[DO THIS]
Reproduce the listing word for word, leaving every picture behind.
___ DATA
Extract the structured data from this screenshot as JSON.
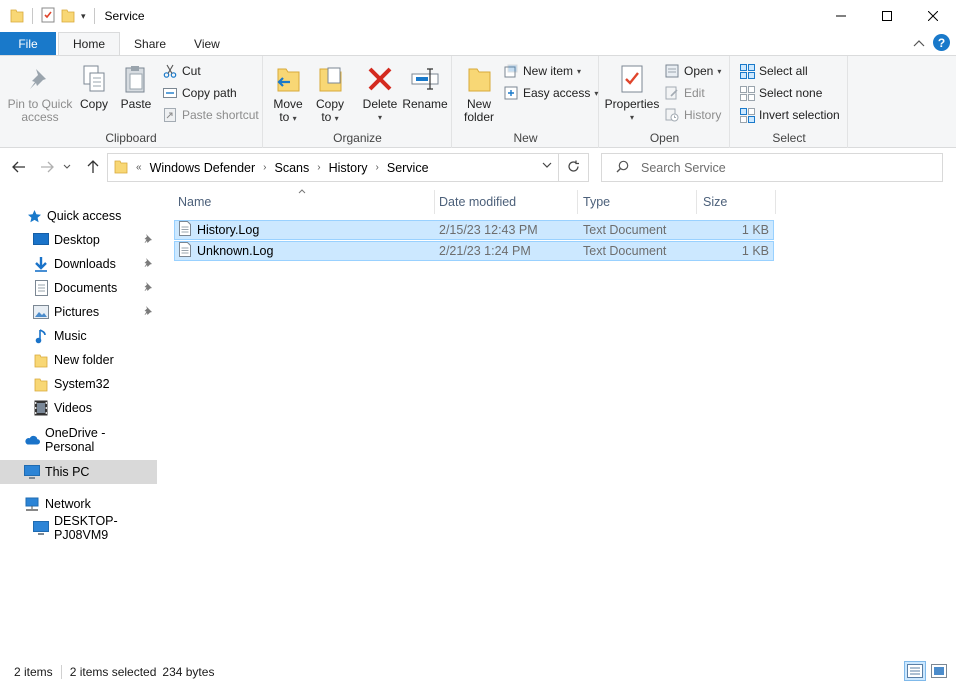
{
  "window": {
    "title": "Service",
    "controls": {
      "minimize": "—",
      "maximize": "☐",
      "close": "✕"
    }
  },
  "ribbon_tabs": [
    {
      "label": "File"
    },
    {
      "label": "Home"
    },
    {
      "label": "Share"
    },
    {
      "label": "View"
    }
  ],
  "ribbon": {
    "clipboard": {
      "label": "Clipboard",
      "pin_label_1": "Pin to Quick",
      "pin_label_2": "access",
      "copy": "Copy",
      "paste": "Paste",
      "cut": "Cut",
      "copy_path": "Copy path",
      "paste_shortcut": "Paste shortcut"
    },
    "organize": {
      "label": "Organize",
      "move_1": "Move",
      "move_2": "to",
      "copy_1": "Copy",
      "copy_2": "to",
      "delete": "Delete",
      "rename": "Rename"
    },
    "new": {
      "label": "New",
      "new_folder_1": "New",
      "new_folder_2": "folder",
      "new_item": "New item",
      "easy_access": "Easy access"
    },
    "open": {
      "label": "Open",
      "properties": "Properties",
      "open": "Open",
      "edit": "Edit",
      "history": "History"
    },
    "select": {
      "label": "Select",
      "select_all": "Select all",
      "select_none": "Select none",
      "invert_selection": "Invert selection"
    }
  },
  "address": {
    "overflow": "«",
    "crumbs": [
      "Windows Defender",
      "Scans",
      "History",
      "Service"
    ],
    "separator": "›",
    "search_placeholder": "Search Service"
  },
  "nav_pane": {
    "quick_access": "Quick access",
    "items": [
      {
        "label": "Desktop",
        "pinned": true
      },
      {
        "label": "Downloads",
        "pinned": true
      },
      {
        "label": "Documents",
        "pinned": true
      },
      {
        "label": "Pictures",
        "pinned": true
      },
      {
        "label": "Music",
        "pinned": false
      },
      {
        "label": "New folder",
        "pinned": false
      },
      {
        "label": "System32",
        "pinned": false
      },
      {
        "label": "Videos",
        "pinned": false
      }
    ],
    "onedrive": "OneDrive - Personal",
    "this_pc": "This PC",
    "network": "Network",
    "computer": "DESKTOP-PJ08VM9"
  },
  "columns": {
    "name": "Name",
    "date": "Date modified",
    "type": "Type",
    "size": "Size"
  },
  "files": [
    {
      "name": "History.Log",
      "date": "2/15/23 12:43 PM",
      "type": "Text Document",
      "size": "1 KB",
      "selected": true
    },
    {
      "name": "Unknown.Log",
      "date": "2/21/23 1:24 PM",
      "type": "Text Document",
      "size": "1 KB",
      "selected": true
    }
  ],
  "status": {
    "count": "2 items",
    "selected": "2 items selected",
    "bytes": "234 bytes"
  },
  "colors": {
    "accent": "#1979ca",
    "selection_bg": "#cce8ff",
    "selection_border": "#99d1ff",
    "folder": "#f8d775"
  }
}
______
[RESPONSE TO THE TASK]
Extract the structured data from this screenshot as JSON.
{
  "window": {
    "title": "Service",
    "controls": {
      "minimize": "—",
      "maximize": "☐",
      "close": "✕"
    }
  },
  "ribbon_tabs": [
    {
      "label": "File"
    },
    {
      "label": "Home"
    },
    {
      "label": "Share"
    },
    {
      "label": "View"
    }
  ],
  "ribbon": {
    "clipboard": {
      "label": "Clipboard",
      "pin_label_1": "Pin to Quick",
      "pin_label_2": "access",
      "copy": "Copy",
      "paste": "Paste",
      "cut": "Cut",
      "copy_path": "Copy path",
      "paste_shortcut": "Paste shortcut"
    },
    "organize": {
      "label": "Organize",
      "move_1": "Move",
      "move_2": "to",
      "copy_1": "Copy",
      "copy_2": "to",
      "delete": "Delete",
      "rename": "Rename"
    },
    "new": {
      "label": "New",
      "new_folder_1": "New",
      "new_folder_2": "folder",
      "new_item": "New item",
      "easy_access": "Easy access"
    },
    "open": {
      "label": "Open",
      "properties": "Properties",
      "open": "Open",
      "edit": "Edit",
      "history": "History"
    },
    "select": {
      "label": "Select",
      "select_all": "Select all",
      "select_none": "Select none",
      "invert_selection": "Invert selection"
    }
  },
  "address": {
    "overflow": "«",
    "crumbs": [
      "Windows Defender",
      "Scans",
      "History",
      "Service"
    ],
    "separator": "›",
    "search_placeholder": "Search Service"
  },
  "nav_pane": {
    "quick_access": "Quick access",
    "items": [
      {
        "label": "Desktop",
        "pinned": true
      },
      {
        "label": "Downloads",
        "pinned": true
      },
      {
        "label": "Documents",
        "pinned": true
      },
      {
        "label": "Pictures",
        "pinned": true
      },
      {
        "label": "Music",
        "pinned": false
      },
      {
        "label": "New folder",
        "pinned": false
      },
      {
        "label": "System32",
        "pinned": false
      },
      {
        "label": "Videos",
        "pinned": false
      }
    ],
    "onedrive": "OneDrive - Personal",
    "this_pc": "This PC",
    "network": "Network",
    "computer": "DESKTOP-PJ08VM9"
  },
  "columns": {
    "name": "Name",
    "date": "Date modified",
    "type": "Type",
    "size": "Size"
  },
  "files": [
    {
      "name": "History.Log",
      "date": "2/15/23 12:43 PM",
      "type": "Text Document",
      "size": "1 KB",
      "selected": true
    },
    {
      "name": "Unknown.Log",
      "date": "2/21/23 1:24 PM",
      "type": "Text Document",
      "size": "1 KB",
      "selected": true
    }
  ],
  "status": {
    "count": "2 items",
    "selected": "2 items selected",
    "bytes": "234 bytes"
  },
  "colors": {
    "accent": "#1979ca",
    "selection_bg": "#cce8ff",
    "selection_border": "#99d1ff",
    "folder": "#f8d775"
  }
}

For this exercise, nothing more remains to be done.